◆ **AIM**
Go through the entries below and copy each line containing the word "électromagnétique".

◆ **PROVIDED ENTRIES**
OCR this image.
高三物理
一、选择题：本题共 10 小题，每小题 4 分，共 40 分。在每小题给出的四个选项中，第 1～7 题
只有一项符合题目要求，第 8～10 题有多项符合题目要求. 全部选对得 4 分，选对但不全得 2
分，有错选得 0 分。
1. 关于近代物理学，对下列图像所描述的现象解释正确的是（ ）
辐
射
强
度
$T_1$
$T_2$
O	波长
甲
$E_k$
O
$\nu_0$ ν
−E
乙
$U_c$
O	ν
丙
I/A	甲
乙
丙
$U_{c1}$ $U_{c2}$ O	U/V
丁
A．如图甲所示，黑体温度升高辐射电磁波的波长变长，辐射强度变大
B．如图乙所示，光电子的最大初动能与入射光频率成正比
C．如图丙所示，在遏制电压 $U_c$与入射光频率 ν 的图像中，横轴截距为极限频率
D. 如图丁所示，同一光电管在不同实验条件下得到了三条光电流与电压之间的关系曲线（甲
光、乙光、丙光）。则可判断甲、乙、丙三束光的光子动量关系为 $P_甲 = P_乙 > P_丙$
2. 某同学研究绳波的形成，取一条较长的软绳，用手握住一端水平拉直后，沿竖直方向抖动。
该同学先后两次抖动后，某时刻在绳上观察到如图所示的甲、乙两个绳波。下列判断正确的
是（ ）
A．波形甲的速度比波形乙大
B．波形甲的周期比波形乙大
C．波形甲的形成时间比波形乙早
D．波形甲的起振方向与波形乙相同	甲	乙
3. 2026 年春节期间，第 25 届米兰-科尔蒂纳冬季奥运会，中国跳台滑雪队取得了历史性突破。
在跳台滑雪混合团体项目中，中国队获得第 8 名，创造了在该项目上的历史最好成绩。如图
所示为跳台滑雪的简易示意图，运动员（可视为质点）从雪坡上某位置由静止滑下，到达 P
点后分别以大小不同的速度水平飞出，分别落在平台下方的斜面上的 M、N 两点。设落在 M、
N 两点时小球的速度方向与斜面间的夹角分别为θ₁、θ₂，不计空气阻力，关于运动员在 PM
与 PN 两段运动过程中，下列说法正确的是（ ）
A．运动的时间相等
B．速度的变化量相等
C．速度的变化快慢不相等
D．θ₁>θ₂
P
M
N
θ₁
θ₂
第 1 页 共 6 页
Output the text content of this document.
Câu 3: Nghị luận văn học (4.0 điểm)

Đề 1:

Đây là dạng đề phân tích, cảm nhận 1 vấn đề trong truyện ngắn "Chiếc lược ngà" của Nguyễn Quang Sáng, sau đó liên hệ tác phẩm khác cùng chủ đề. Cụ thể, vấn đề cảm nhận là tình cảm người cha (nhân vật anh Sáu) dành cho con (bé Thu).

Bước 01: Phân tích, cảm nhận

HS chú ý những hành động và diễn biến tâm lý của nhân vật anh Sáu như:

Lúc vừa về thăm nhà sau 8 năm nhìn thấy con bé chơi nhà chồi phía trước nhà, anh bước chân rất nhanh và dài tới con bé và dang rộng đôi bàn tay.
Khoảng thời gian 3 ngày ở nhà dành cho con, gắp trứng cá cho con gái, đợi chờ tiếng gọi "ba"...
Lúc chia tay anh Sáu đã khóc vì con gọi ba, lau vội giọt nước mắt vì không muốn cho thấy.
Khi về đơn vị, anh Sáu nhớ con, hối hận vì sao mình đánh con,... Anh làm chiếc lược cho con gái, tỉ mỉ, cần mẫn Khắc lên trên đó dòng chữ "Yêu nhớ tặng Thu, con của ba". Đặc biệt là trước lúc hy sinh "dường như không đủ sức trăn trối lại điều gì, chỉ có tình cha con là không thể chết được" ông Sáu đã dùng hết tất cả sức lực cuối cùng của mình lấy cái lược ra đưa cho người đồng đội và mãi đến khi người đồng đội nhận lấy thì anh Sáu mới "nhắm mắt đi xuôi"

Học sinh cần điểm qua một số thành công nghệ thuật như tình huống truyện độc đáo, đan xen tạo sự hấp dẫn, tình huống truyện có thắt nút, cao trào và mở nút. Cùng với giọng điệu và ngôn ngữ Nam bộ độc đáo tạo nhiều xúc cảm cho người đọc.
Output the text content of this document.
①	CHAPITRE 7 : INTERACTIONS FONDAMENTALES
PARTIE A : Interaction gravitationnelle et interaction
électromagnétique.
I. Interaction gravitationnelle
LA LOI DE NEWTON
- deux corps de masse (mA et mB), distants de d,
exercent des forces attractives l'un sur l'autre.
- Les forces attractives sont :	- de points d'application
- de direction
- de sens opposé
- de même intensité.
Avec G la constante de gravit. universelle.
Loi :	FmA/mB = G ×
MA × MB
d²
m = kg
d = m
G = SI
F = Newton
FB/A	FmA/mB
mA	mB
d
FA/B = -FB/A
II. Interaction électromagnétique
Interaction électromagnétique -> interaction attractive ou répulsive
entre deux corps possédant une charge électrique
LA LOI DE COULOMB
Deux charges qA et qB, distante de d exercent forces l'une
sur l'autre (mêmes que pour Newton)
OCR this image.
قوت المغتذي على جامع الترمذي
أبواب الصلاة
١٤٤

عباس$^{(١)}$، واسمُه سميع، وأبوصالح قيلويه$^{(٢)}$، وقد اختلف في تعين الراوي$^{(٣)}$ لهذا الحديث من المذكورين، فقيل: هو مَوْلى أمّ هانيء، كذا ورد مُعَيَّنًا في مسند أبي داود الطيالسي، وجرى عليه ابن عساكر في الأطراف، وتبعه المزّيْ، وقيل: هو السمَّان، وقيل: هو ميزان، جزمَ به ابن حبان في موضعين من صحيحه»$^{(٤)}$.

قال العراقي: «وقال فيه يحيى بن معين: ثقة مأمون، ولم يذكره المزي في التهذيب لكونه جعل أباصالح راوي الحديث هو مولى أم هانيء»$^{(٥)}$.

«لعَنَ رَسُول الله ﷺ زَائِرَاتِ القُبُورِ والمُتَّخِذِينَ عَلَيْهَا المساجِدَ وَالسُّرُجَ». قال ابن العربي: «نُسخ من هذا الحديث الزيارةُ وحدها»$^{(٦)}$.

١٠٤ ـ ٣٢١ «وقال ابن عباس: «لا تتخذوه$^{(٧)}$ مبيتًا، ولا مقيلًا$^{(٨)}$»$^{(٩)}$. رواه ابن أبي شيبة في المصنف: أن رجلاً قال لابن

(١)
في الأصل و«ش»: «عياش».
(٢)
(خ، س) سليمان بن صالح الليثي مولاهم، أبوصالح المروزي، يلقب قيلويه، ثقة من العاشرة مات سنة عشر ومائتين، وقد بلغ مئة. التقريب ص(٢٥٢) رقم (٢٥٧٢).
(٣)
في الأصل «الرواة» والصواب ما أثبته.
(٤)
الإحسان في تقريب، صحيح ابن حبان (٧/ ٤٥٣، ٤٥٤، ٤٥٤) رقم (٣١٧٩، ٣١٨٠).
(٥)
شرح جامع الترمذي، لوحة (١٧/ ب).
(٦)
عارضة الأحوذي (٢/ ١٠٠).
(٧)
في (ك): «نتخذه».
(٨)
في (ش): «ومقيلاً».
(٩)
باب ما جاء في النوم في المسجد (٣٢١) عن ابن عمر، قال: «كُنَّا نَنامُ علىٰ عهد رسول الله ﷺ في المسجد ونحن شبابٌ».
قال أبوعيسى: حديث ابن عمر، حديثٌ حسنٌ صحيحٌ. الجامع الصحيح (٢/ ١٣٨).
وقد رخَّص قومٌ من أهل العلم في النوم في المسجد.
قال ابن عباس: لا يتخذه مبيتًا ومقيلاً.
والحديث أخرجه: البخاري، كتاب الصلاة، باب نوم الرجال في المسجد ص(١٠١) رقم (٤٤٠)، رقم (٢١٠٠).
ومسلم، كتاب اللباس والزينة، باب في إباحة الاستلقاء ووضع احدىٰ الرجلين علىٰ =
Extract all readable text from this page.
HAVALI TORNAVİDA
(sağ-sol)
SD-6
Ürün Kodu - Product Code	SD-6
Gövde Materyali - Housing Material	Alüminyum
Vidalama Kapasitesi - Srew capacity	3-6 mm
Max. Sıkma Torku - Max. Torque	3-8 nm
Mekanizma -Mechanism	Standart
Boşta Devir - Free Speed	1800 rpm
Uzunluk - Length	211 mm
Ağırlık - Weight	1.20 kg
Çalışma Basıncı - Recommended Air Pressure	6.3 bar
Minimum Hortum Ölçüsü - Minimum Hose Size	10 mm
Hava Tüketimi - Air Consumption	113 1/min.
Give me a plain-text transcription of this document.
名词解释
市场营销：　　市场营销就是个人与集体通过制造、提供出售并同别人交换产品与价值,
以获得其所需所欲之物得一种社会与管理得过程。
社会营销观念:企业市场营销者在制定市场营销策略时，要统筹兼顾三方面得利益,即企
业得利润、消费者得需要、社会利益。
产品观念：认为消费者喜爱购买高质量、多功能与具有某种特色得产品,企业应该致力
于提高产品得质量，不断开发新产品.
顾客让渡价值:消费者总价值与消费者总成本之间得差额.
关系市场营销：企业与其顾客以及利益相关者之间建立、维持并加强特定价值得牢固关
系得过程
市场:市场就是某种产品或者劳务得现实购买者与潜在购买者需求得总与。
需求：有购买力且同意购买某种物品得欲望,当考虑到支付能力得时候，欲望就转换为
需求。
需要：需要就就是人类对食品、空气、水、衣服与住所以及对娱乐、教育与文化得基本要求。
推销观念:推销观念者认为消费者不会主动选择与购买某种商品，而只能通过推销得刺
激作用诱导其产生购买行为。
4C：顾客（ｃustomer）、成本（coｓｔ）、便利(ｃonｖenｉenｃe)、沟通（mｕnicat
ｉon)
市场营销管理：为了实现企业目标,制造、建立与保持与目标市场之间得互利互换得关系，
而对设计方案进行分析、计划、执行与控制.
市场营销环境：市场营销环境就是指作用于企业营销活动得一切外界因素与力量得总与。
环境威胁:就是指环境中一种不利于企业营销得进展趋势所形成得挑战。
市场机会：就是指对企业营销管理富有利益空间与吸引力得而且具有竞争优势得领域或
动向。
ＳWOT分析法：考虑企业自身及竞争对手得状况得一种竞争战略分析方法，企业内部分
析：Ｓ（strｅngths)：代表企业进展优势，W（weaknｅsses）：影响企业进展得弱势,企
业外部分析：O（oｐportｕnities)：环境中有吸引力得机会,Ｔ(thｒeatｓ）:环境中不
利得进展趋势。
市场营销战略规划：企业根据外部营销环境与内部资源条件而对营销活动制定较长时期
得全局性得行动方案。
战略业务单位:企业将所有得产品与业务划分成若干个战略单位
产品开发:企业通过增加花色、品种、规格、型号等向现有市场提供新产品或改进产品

◆ **RESULT OF THIS TASK**
électromagnétique.
II. Interaction électromagnétique
Interaction électromagnétique -> interaction attractive ou répulsive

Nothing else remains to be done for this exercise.